DATA EXCERPTS ▸
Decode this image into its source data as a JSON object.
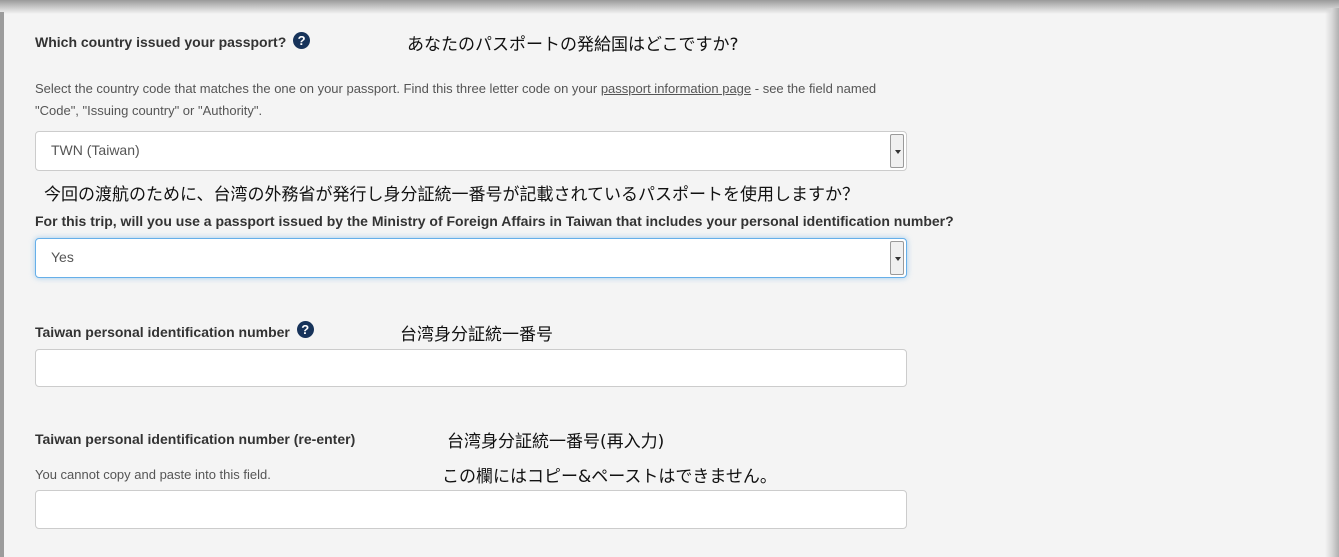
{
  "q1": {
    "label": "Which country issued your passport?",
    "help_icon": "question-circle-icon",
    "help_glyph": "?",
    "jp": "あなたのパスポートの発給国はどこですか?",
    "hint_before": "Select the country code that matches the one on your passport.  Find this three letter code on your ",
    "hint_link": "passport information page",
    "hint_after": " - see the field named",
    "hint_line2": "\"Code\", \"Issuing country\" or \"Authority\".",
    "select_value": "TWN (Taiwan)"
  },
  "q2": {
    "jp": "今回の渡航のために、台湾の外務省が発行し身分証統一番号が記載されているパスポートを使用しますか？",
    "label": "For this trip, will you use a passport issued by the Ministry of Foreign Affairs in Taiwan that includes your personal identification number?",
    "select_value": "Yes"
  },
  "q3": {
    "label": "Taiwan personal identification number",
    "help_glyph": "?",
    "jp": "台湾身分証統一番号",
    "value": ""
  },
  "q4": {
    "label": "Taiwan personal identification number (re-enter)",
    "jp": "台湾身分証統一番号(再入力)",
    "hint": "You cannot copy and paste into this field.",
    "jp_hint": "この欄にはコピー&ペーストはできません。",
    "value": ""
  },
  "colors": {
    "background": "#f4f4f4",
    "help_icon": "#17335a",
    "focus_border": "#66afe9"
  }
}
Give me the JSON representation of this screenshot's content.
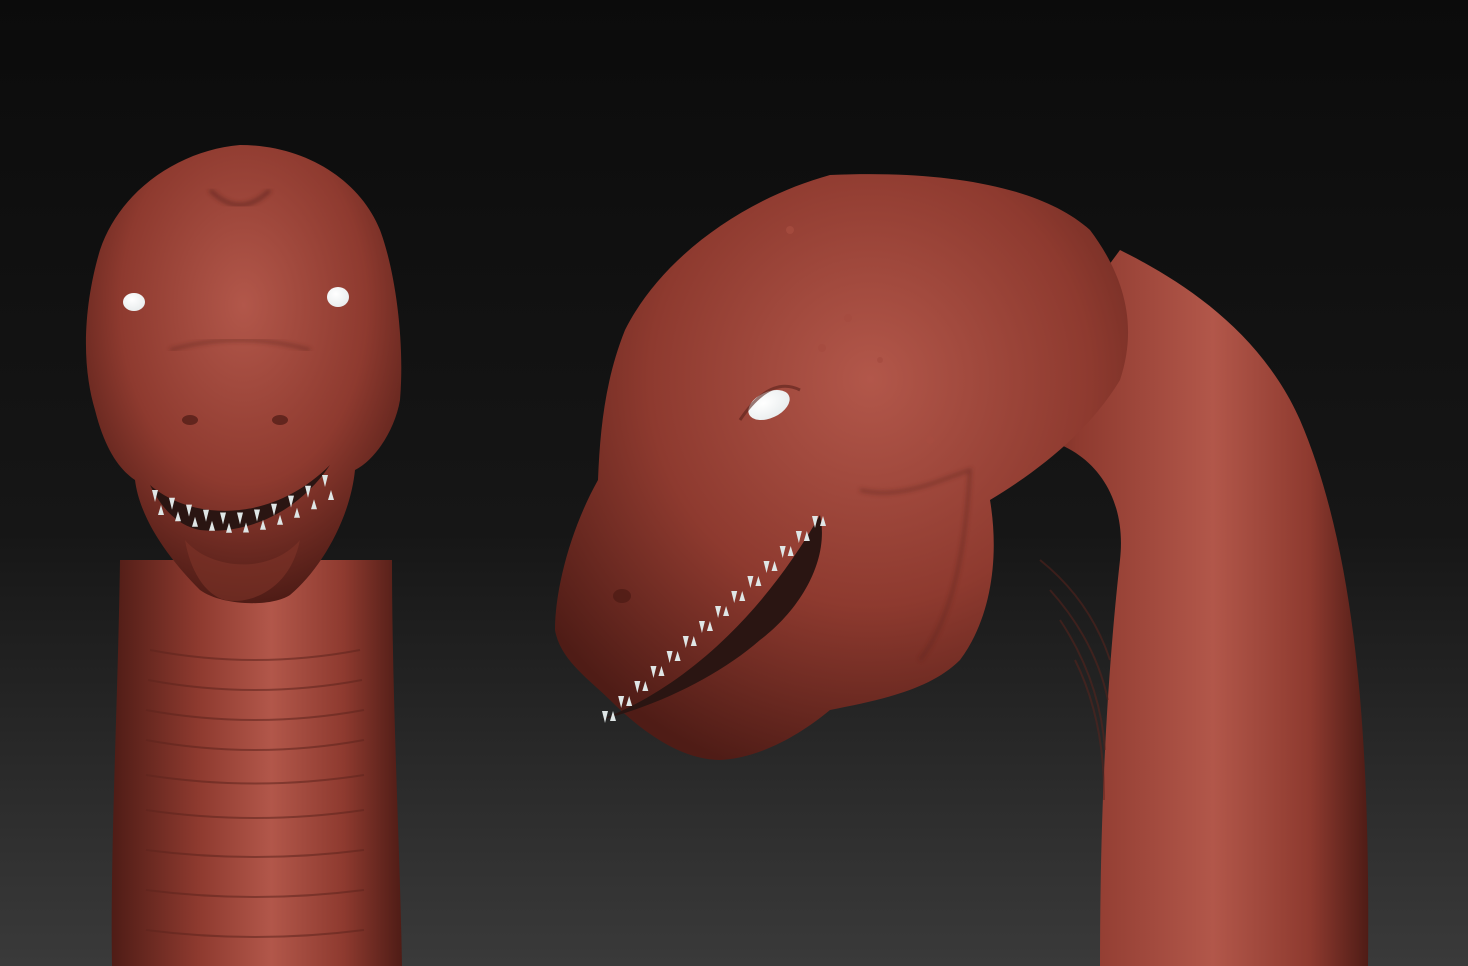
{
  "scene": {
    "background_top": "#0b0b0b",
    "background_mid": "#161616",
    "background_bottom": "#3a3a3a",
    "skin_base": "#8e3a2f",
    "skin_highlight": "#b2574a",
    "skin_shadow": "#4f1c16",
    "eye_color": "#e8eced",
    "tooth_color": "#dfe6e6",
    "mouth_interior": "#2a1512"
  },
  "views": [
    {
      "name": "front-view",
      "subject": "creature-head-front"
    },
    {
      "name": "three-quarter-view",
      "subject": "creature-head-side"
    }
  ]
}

DIRECTIONS ▸ Give back every line exactly as it stands, pictures excluded.

SOLVED PROBLEM ▸
Decode this image into its source data as a JSON object.
{
  "q1": {
    "label": "Which country issued your passport?",
    "help_icon": "question-circle-icon",
    "help_glyph": "?",
    "jp": "あなたのパスポートの発給国はどこですか?",
    "hint_before": "Select the country code that matches the one on your passport.  Find this three letter code on your ",
    "hint_link": "passport information page",
    "hint_after": " - see the field named",
    "hint_line2": "\"Code\", \"Issuing country\" or \"Authority\".",
    "select_value": "TWN (Taiwan)"
  },
  "q2": {
    "jp": "今回の渡航のために、台湾の外務省が発行し身分証統一番号が記載されているパスポートを使用しますか？",
    "label": "For this trip, will you use a passport issued by the Ministry of Foreign Affairs in Taiwan that includes your personal identification number?",
    "select_value": "Yes"
  },
  "q3": {
    "label": "Taiwan personal identification number",
    "help_glyph": "?",
    "jp": "台湾身分証統一番号",
    "value": ""
  },
  "q4": {
    "label": "Taiwan personal identification number (re-enter)",
    "jp": "台湾身分証統一番号(再入力)",
    "hint": "You cannot copy and paste into this field.",
    "jp_hint": "この欄にはコピー&ペーストはできません。",
    "value": ""
  },
  "colors": {
    "background": "#f4f4f4",
    "help_icon": "#17335a",
    "focus_border": "#66afe9"
  }
}
Give me the JSON representation of this screenshot's content.
{
  "scene": {
    "background_top": "#0b0b0b",
    "background_mid": "#161616",
    "background_bottom": "#3a3a3a",
    "skin_base": "#8e3a2f",
    "skin_highlight": "#b2574a",
    "skin_shadow": "#4f1c16",
    "eye_color": "#e8eced",
    "tooth_color": "#dfe6e6",
    "mouth_interior": "#2a1512"
  },
  "views": [
    {
      "name": "front-view",
      "subject": "creature-head-front"
    },
    {
      "name": "three-quarter-view",
      "subject": "creature-head-side"
    }
  ]
}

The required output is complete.